[start EXERCISE INPUTS]

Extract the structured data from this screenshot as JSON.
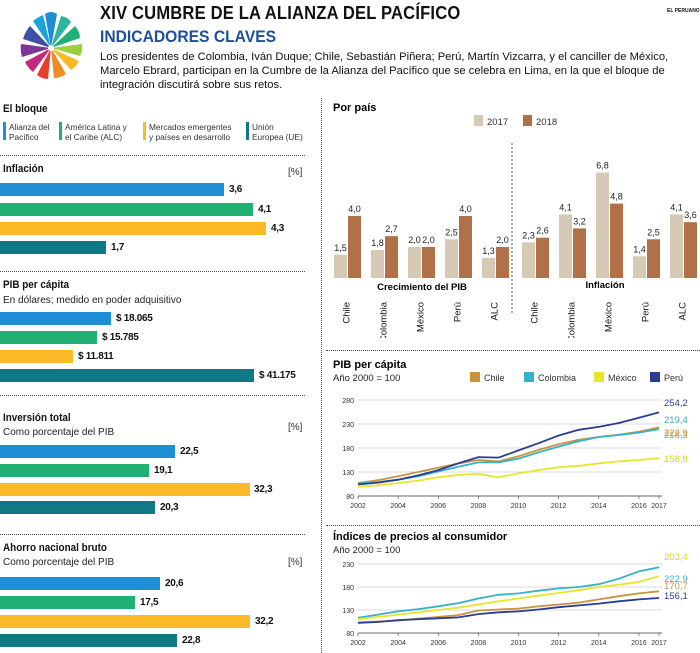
{
  "header": {
    "title": "XIV CUMBRE DE LA ALIANZA DEL PACÍFICO",
    "subtitle": "INDICADORES CLAVES",
    "intro": "Los presidentes de Colombia, Iván Duque; Chile, Sebastián Piñera; Perú, Martín Vizcarra, y el canciller de México, Marcelo Ebrard, participan en la Cumbre de la Alianza del Pacífico que se celebra en Lima, en la que el bloque de integración discutirá sobre sus retos.",
    "brand": "EL PERUANO"
  },
  "colors": {
    "alianza": "#1e8fd6",
    "alc": "#21b073",
    "emergentes": "#fbb928",
    "ue": "#0f7a86",
    "y2017": "#d6c9b5",
    "y2018": "#b07048",
    "chile": "#c89442",
    "colombia": "#35b2c9",
    "mexico": "#e7e62b",
    "peru": "#2b3d93"
  },
  "left": {
    "bloque_title": "El bloque",
    "legend": [
      {
        "key": "alianza",
        "label1": "Alianza del",
        "label2": "Pacífico"
      },
      {
        "key": "alc",
        "label1": "América Latina y",
        "label2": "el Caribe (ALC)"
      },
      {
        "key": "emergentes",
        "label1": "Mercados emergentes",
        "label2": "y países en desarrollo"
      },
      {
        "key": "ue",
        "label1": "Unión",
        "label2": "Europea (UE)"
      }
    ],
    "sections": [
      {
        "title": "Inflación",
        "sub": "",
        "unit": "[%]",
        "labels": [
          "3,6",
          "4,1",
          "4,3",
          "1,7"
        ],
        "values": [
          3.6,
          4.1,
          4.3,
          1.7
        ]
      },
      {
        "title": "PIB per cápita",
        "sub": "En dólares; medido en poder adquisitivo",
        "unit": "",
        "labels": [
          "$ 18.065",
          "$ 15.785",
          "$ 11.811",
          "$ 41.175"
        ],
        "values": [
          18065,
          15785,
          11811,
          41175
        ]
      },
      {
        "title": "Inversión total",
        "sub": "Como porcentaje del PIB",
        "unit": "[%]",
        "labels": [
          "22,5",
          "19,1",
          "32,3",
          "20,3"
        ],
        "values": [
          22.5,
          19.1,
          32.3,
          20.3
        ]
      },
      {
        "title": "Ahorro nacional bruto",
        "sub": "Como porcentaje del PIB",
        "unit": "[%]",
        "labels": [
          "20,6",
          "17,5",
          "32,2",
          "22,8"
        ],
        "values": [
          20.6,
          17.5,
          32.2,
          22.8
        ]
      }
    ]
  },
  "chart_data": [
    {
      "type": "bar",
      "title": "Por país",
      "legend": [
        "2017",
        "2018"
      ],
      "groups": [
        {
          "caption": "Crecimiento del PIB",
          "categories": [
            "Chile",
            "Colombia",
            "México",
            "Perú",
            "ALC"
          ],
          "series": [
            {
              "name": "2017",
              "values": [
                1.5,
                1.8,
                2.0,
                2.5,
                1.3
              ],
              "labels": [
                "1,5",
                "1,8",
                "2,0",
                "2,5",
                "1,3"
              ]
            },
            {
              "name": "2018",
              "values": [
                4.0,
                2.7,
                2.0,
                4.0,
                2.0
              ],
              "labels": [
                "4,0",
                "2,7",
                "2,0",
                "4,0",
                "2,0"
              ]
            }
          ]
        },
        {
          "caption": "Inflación",
          "categories": [
            "Chile",
            "Colombia",
            "México",
            "Perú",
            "ALC"
          ],
          "series": [
            {
              "name": "2017",
              "values": [
                2.3,
                4.1,
                6.8,
                1.4,
                4.1
              ],
              "labels": [
                "2,3",
                "4,1",
                "6,8",
                "1,4",
                "4,1"
              ]
            },
            {
              "name": "2018",
              "values": [
                2.6,
                3.2,
                4.8,
                2.5,
                3.6
              ],
              "labels": [
                "2,6",
                "3,2",
                "4,8",
                "2,5",
                "3,6"
              ]
            }
          ]
        }
      ]
    },
    {
      "type": "line",
      "title": "PIB per cápita",
      "subtitle": "Año 2000 = 100",
      "x": [
        2002,
        2003,
        2004,
        2005,
        2006,
        2007,
        2008,
        2009,
        2010,
        2011,
        2012,
        2013,
        2014,
        2015,
        2016,
        2017
      ],
      "x_ticks": [
        2002,
        2004,
        2006,
        2008,
        2010,
        2012,
        2014,
        2016,
        2017
      ],
      "ylim": [
        80,
        280
      ],
      "y_ticks": [
        80,
        130,
        180,
        230,
        280
      ],
      "series": [
        {
          "name": "Chile",
          "key": "chile",
          "end_label": "222,9",
          "values": [
            107,
            113,
            121,
            130,
            139,
            148,
            155,
            152,
            163,
            176,
            188,
            197,
            203,
            208,
            214,
            222.9
          ]
        },
        {
          "name": "Colombia",
          "key": "colombia",
          "end_label": "219,4",
          "values": [
            106,
            109,
            114,
            121,
            131,
            141,
            150,
            150,
            158,
            171,
            183,
            194,
            203,
            207,
            212,
            219.4
          ]
        },
        {
          "name": "México",
          "key": "mexico",
          "end_label": "158,8",
          "values": [
            99,
            102,
            107,
            112,
            119,
            124,
            126,
            119,
            127,
            134,
            140,
            143,
            148,
            152,
            155,
            158.8
          ]
        },
        {
          "name": "Perú",
          "key": "peru",
          "end_label": "254,2",
          "values": [
            104,
            108,
            114,
            123,
            134,
            148,
            161,
            160,
            175,
            190,
            206,
            218,
            224,
            232,
            243,
            254.2
          ]
        }
      ],
      "extra_label": "218,3"
    },
    {
      "type": "line",
      "title": "Índices de precios al consumidor",
      "subtitle": "Año 2000 = 100",
      "x": [
        2002,
        2003,
        2004,
        2005,
        2006,
        2007,
        2008,
        2009,
        2010,
        2011,
        2012,
        2013,
        2014,
        2015,
        2016,
        2017
      ],
      "x_ticks": [
        2002,
        2004,
        2006,
        2008,
        2010,
        2012,
        2014,
        2016,
        2017
      ],
      "ylim": [
        80,
        230
      ],
      "y_ticks": [
        80,
        130,
        180,
        230
      ],
      "series": [
        {
          "name": "Colombia",
          "key": "colombia",
          "end_label": "222,9",
          "values": [
            113,
            120,
            127,
            132,
            138,
            145,
            155,
            163,
            166,
            172,
            177,
            180,
            186,
            198,
            214,
            222.9
          ]
        },
        {
          "name": "México",
          "key": "mexico",
          "end_label": "203,4",
          "values": [
            110,
            115,
            120,
            125,
            130,
            135,
            142,
            149,
            155,
            161,
            167,
            173,
            180,
            185,
            191,
            203.4
          ]
        },
        {
          "name": "Chile",
          "key": "chile",
          "end_label": "170,7",
          "values": [
            103,
            105,
            107,
            111,
            115,
            119,
            129,
            131,
            133,
            138,
            142,
            146,
            153,
            160,
            166,
            170.7
          ]
        },
        {
          "name": "Perú",
          "key": "peru",
          "end_label": "156,1",
          "values": [
            102,
            104,
            108,
            110,
            112,
            114,
            121,
            125,
            127,
            131,
            136,
            140,
            144,
            149,
            153,
            156.1
          ]
        }
      ]
    }
  ]
}
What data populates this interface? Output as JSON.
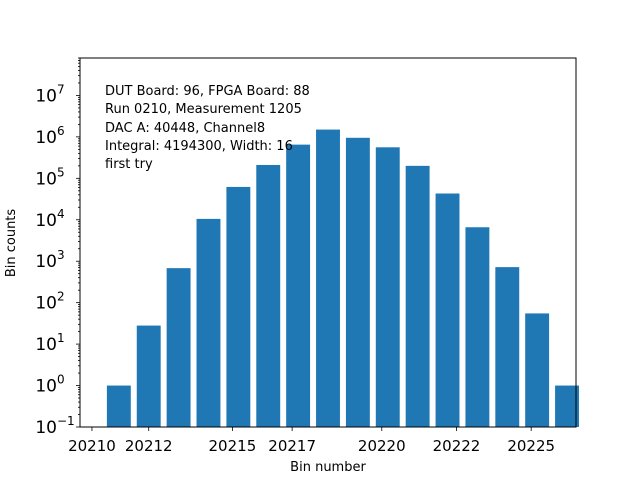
{
  "chart_data": {
    "type": "bar",
    "title": "",
    "xlabel": "Bin number",
    "ylabel": "Bin counts",
    "yscale": "log",
    "ylim": [
      0.1,
      80000000
    ],
    "xlim": [
      20209.7,
      20226.3
    ],
    "bar_color": "#1f77b4",
    "x": [
      20211,
      20212,
      20213,
      20214,
      20215,
      20216,
      20217,
      20218,
      20219,
      20220,
      20221,
      20222,
      20223,
      20224,
      20225,
      20226
    ],
    "values": [
      1,
      28,
      680,
      10500,
      62000,
      210000,
      650000,
      1500000,
      950000,
      560000,
      200000,
      43000,
      6600,
      720,
      55,
      1
    ],
    "x_ticks": [
      {
        "value": 20210.1,
        "label": "20210"
      },
      {
        "value": 20212.0,
        "label": "20212"
      },
      {
        "value": 20214.8,
        "label": "20215"
      },
      {
        "value": 20216.8,
        "label": "20217"
      },
      {
        "value": 20219.8,
        "label": "20220"
      },
      {
        "value": 20222.3,
        "label": "20222"
      },
      {
        "value": 20224.8,
        "label": "20225"
      }
    ],
    "y_ticks": [
      {
        "exp": -1,
        "base": "10",
        "sup": "−1"
      },
      {
        "exp": 0,
        "base": "10",
        "sup": "0"
      },
      {
        "exp": 1,
        "base": "10",
        "sup": "1"
      },
      {
        "exp": 2,
        "base": "10",
        "sup": "2"
      },
      {
        "exp": 3,
        "base": "10",
        "sup": "3"
      },
      {
        "exp": 4,
        "base": "10",
        "sup": "4"
      },
      {
        "exp": 5,
        "base": "10",
        "sup": "5"
      },
      {
        "exp": 6,
        "base": "10",
        "sup": "6"
      },
      {
        "exp": 7,
        "base": "10",
        "sup": "7"
      }
    ],
    "annotations": [
      "DUT Board: 96, FPGA Board: 88",
      "Run 0210, Measurement 1205",
      "DAC A: 40448, Channel8",
      "Integral: 4194300, Width: 16",
      "first try"
    ]
  }
}
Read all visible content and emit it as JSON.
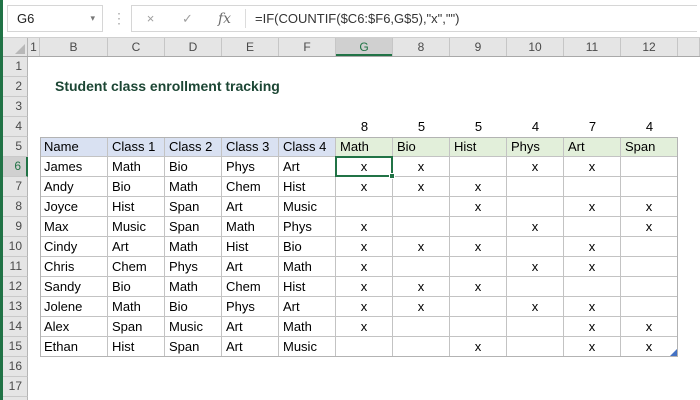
{
  "app": {
    "name_box": "G6",
    "name_box_arrow": "▾",
    "splitter_dots": "⋮",
    "cancel_icon": "×",
    "enter_icon": "✓",
    "fx_icon": "fx",
    "formula": "=IF(COUNTIF($C6:$F6,G$5),\"x\",\"\")"
  },
  "grid": {
    "column_headers": [
      "1",
      "B",
      "C",
      "D",
      "E",
      "F",
      "G",
      "8",
      "9",
      "10",
      "11",
      "12"
    ],
    "row_headers": [
      "1",
      "2",
      "3",
      "4",
      "5",
      "6",
      "7",
      "8",
      "9",
      "10",
      "11",
      "12",
      "13",
      "14",
      "15",
      "16",
      "17"
    ],
    "selected": {
      "cell": "G6",
      "column_header": "G",
      "row_header": "6"
    },
    "title": "Student class enrollment tracking",
    "counts": [
      "8",
      "5",
      "5",
      "4",
      "7",
      "4"
    ],
    "table": {
      "left_headers": [
        "Name",
        "Class 1",
        "Class 2",
        "Class 3",
        "Class 4"
      ],
      "subject_headers": [
        "Math",
        "Bio",
        "Hist",
        "Phys",
        "Art",
        "Span"
      ],
      "rows": [
        {
          "name": "James",
          "classes": [
            "Math",
            "Bio",
            "Phys",
            "Art"
          ],
          "marks": [
            "x",
            "x",
            "",
            "x",
            "x",
            ""
          ]
        },
        {
          "name": "Andy",
          "classes": [
            "Bio",
            "Math",
            "Chem",
            "Hist"
          ],
          "marks": [
            "x",
            "x",
            "x",
            "",
            "",
            ""
          ]
        },
        {
          "name": "Joyce",
          "classes": [
            "Hist",
            "Span",
            "Art",
            "Music"
          ],
          "marks": [
            "",
            "",
            "x",
            "",
            "x",
            "x"
          ]
        },
        {
          "name": "Max",
          "classes": [
            "Music",
            "Span",
            "Math",
            "Phys"
          ],
          "marks": [
            "x",
            "",
            "",
            "x",
            "",
            "x"
          ]
        },
        {
          "name": "Cindy",
          "classes": [
            "Art",
            "Math",
            "Hist",
            "Bio"
          ],
          "marks": [
            "x",
            "x",
            "x",
            "",
            "x",
            ""
          ]
        },
        {
          "name": "Chris",
          "classes": [
            "Chem",
            "Phys",
            "Art",
            "Math"
          ],
          "marks": [
            "x",
            "",
            "",
            "x",
            "x",
            ""
          ]
        },
        {
          "name": "Sandy",
          "classes": [
            "Bio",
            "Math",
            "Chem",
            "Hist"
          ],
          "marks": [
            "x",
            "x",
            "x",
            "",
            "",
            ""
          ]
        },
        {
          "name": "Jolene",
          "classes": [
            "Math",
            "Bio",
            "Phys",
            "Art"
          ],
          "marks": [
            "x",
            "x",
            "",
            "x",
            "x",
            ""
          ]
        },
        {
          "name": "Alex",
          "classes": [
            "Span",
            "Music",
            "Art",
            "Math"
          ],
          "marks": [
            "x",
            "",
            "",
            "",
            "x",
            "x"
          ]
        },
        {
          "name": "Ethan",
          "classes": [
            "Hist",
            "Span",
            "Art",
            "Music"
          ],
          "marks": [
            "",
            "",
            "x",
            "",
            "x",
            "x"
          ]
        }
      ]
    }
  },
  "colors": {
    "accent_green": "#217346",
    "header_blue": "#d9e1f2",
    "header_green": "#e2efda",
    "table_handle_blue": "#4472c4",
    "title_color": "#1c4634"
  }
}
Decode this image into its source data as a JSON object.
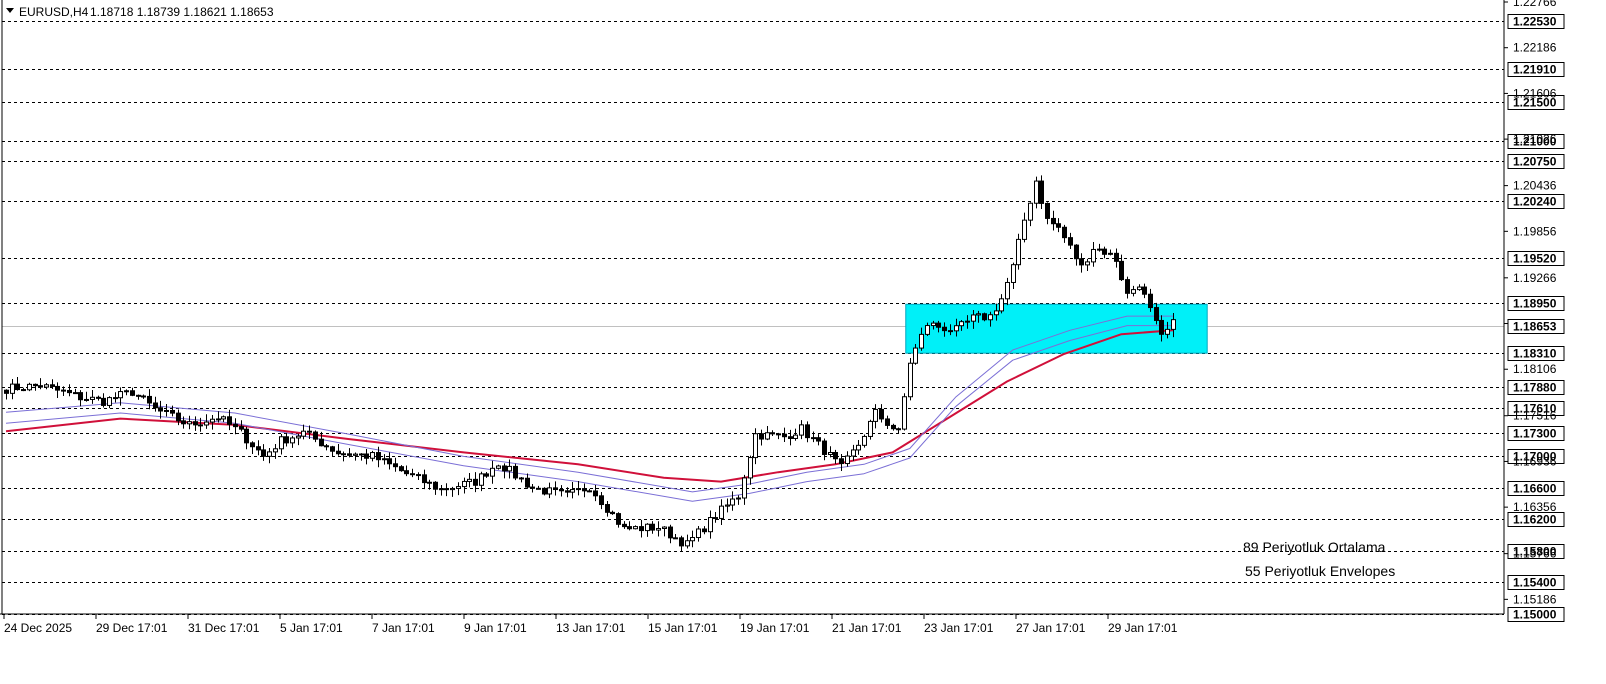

[end EXERCISE INPUTS]

Check each line above for the word "caption" and give the number of lines that have it, nothing else.

2